> _EXERCISES TO COMPLETE_
• a. List every number that appears in the article about the Crossroads thrift store, and say what each one measures.
• b. Write the next few sentences of the article about the Crossroads thrift store, picking up after its last sentence.

> _TEXT BLOCK_
--------------------------------

Crossroads Rescue Mission operates its nonprofit men's shelter and recovery program with money raised from a thrift store it opened eight years ago in an old Lowe's Home Improvement building on South Post Road in Shelby.
"Oh we love this place," said shopper Joanne DeVoe. "We find everything here."
Lowe's has paid the rent on the 70,000 square foot space for years, in support of the Rescue Mission, which helps about 250 men a year to conquer drug and alcohol addictions through a Bible-based program.
Now, the company that owns the building plans to develop the property. That means the thrift store has to go.
Since about 60 percent of the funds needed to operate the shelter come from thrift store sales, Crossroads needs to find a new store location quickly. The lease expires in February.
According to Crossroads executive director Rocky Shelton, Lowe's doesn't have any other spaces it's leasing that are close enough for the mission to use them.
That means Shelton is keeping an eye out for a new space to lease. He says even though the mission has been blessed with a huge building for the past eight years, he's willing to downsize to a smaller location, around 30,000 square feet. He's praying someone can donate the space or offer it at a low cost.

--------------------------------

> _DATA RECORDS_
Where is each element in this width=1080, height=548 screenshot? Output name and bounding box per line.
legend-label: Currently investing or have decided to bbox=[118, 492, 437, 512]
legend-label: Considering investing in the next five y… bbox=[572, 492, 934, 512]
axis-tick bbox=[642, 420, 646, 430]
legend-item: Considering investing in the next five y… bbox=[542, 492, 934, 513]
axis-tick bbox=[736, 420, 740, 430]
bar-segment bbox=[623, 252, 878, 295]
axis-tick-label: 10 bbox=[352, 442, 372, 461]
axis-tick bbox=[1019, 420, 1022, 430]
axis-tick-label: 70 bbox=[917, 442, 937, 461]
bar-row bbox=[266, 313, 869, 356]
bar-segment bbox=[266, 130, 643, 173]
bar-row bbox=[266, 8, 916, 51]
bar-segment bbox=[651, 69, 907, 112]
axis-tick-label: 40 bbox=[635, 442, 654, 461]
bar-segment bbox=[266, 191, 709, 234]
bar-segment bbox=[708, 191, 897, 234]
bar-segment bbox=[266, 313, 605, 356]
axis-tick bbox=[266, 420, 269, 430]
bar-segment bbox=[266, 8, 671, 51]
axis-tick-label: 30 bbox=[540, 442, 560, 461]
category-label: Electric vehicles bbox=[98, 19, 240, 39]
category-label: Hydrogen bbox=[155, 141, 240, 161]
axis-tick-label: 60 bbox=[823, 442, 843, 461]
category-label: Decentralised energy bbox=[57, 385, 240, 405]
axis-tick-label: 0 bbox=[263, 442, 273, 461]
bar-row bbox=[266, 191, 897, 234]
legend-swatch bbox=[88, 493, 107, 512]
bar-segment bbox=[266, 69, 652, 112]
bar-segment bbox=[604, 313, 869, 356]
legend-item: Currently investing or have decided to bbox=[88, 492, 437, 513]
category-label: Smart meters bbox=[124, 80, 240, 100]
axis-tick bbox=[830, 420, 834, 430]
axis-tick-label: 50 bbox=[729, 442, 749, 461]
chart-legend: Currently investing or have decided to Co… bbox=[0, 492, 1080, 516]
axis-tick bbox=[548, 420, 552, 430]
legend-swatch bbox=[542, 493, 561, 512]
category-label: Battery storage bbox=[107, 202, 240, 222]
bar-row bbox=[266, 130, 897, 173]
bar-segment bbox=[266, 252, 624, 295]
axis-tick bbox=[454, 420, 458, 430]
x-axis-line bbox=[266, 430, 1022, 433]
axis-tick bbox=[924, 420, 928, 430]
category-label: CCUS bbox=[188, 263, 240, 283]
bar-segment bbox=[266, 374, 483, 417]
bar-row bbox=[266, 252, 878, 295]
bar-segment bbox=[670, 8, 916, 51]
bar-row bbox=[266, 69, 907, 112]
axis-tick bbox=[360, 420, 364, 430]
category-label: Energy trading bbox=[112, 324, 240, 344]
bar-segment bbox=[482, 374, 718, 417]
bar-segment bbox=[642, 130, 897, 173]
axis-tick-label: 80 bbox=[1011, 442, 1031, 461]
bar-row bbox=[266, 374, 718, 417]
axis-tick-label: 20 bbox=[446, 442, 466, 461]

--------------------------------

> _ANSWERS TO THE TASKS_
• a.
- Eight: the years since the thrift store opened in the old Lowe's building, and the years the mission has had that building.
- 70,000: the square footage of the space Lowe's has paid rent on.
- 250: about how many men a year the Rescue Mission helps.
- 60: about the percent of the shelter's operating funds that come from thrift store sales.
- 30,000: about the square footage of the smaller location Shelton would accept.

• b.
Crossroads houses about 45 men at a time and helps them recover from a variety of addictions. Shelton is a former alcohol and drug addict himself, who served prison time for robbing a drug store. While in prison, his wife brought him a Bible.
"She said, 'You've tried everything else,'" said Shelton. "How about trying the Lord?"
He took the Bible, asked Jesus to save him, and has never looked back.
"I've never been the same," said Shelton.
The shelter he started is full of similar stories. Alex Portice is 20 years old. He tried drugs as a teen, thinking he wouldn't get addicted. He quickly found out he was wrong.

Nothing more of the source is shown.